- THE PROBLEM -
Extract, from the listing that follows, each line containing the word "Dados".

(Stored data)
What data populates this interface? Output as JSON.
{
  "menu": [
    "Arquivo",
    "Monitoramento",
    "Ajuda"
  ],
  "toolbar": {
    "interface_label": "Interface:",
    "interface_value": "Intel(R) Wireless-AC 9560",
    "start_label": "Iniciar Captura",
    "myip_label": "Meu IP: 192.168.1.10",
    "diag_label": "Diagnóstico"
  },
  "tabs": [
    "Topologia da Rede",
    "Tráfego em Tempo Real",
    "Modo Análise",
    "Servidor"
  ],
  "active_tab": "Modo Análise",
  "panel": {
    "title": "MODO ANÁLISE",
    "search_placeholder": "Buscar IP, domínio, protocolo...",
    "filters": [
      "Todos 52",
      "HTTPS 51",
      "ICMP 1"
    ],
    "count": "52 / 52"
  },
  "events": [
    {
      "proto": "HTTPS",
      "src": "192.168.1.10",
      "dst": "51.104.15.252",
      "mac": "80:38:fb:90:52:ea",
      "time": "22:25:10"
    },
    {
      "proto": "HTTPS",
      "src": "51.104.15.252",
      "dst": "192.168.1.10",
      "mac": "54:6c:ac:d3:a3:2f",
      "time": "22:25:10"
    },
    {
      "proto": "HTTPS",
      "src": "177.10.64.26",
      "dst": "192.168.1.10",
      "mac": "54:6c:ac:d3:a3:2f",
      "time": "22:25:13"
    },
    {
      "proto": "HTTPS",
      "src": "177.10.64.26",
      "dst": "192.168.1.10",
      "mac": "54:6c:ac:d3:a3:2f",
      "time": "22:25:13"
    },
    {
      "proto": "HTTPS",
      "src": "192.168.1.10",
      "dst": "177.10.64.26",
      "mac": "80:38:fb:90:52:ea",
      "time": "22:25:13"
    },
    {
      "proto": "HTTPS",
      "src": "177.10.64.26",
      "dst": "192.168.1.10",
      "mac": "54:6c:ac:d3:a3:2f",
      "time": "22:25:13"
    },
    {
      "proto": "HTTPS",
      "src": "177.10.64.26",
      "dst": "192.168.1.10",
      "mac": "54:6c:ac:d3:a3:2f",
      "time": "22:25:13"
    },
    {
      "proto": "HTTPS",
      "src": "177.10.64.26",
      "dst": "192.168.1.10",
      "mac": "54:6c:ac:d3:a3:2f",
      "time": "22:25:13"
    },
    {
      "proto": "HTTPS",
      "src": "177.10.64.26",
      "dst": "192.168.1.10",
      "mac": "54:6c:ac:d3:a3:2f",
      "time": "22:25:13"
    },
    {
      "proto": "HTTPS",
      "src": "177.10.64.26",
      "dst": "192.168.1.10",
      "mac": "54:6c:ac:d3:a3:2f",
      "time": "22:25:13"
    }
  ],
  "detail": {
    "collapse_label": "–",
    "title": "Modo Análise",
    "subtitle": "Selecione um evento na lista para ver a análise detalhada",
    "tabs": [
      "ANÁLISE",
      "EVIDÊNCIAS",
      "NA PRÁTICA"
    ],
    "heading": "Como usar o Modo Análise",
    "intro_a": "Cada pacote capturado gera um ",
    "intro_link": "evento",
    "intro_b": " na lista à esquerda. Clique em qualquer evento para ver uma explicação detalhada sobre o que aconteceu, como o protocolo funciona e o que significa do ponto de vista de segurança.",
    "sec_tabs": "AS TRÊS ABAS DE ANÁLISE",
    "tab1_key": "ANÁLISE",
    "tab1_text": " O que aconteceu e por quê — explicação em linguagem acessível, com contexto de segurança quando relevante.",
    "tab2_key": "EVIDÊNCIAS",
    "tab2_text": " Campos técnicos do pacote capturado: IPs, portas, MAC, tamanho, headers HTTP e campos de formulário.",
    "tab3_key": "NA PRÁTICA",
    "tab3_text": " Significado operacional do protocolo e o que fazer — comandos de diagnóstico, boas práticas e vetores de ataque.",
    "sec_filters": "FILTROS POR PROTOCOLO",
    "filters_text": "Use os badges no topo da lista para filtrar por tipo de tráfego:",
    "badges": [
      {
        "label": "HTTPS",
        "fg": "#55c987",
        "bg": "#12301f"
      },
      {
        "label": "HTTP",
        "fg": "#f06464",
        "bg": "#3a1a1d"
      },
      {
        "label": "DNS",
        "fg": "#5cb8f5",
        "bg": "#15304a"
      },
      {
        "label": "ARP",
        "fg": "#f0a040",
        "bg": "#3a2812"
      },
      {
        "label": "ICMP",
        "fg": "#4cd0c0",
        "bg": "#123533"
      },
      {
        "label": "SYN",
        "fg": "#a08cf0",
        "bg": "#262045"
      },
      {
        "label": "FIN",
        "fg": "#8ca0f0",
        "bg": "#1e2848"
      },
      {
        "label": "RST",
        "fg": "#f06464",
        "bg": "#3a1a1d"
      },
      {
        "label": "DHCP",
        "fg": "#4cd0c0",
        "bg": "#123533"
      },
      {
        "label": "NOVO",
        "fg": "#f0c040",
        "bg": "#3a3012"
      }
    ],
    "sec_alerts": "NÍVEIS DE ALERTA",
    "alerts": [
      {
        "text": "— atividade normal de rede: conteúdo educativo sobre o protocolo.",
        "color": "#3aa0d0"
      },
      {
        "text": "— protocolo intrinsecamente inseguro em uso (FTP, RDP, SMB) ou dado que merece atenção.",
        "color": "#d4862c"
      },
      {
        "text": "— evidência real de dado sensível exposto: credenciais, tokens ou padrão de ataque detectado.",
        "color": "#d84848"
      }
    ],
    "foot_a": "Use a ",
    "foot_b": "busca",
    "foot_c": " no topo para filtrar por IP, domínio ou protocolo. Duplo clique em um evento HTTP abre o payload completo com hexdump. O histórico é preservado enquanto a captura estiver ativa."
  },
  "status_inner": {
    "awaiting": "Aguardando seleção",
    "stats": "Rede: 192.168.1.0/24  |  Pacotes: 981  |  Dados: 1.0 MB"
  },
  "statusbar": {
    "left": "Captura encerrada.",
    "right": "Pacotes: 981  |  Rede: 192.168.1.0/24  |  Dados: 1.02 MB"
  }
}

- PROBLEM SOLUTION -
    "stats": "Rede: 192.168.1.0/24  |  Pacotes: 981  |  Dados: 1.0 MB"
    "right": "Pacotes: 981  |  Rede: 192.168.1.0/24  |  Dados: 1.02 MB"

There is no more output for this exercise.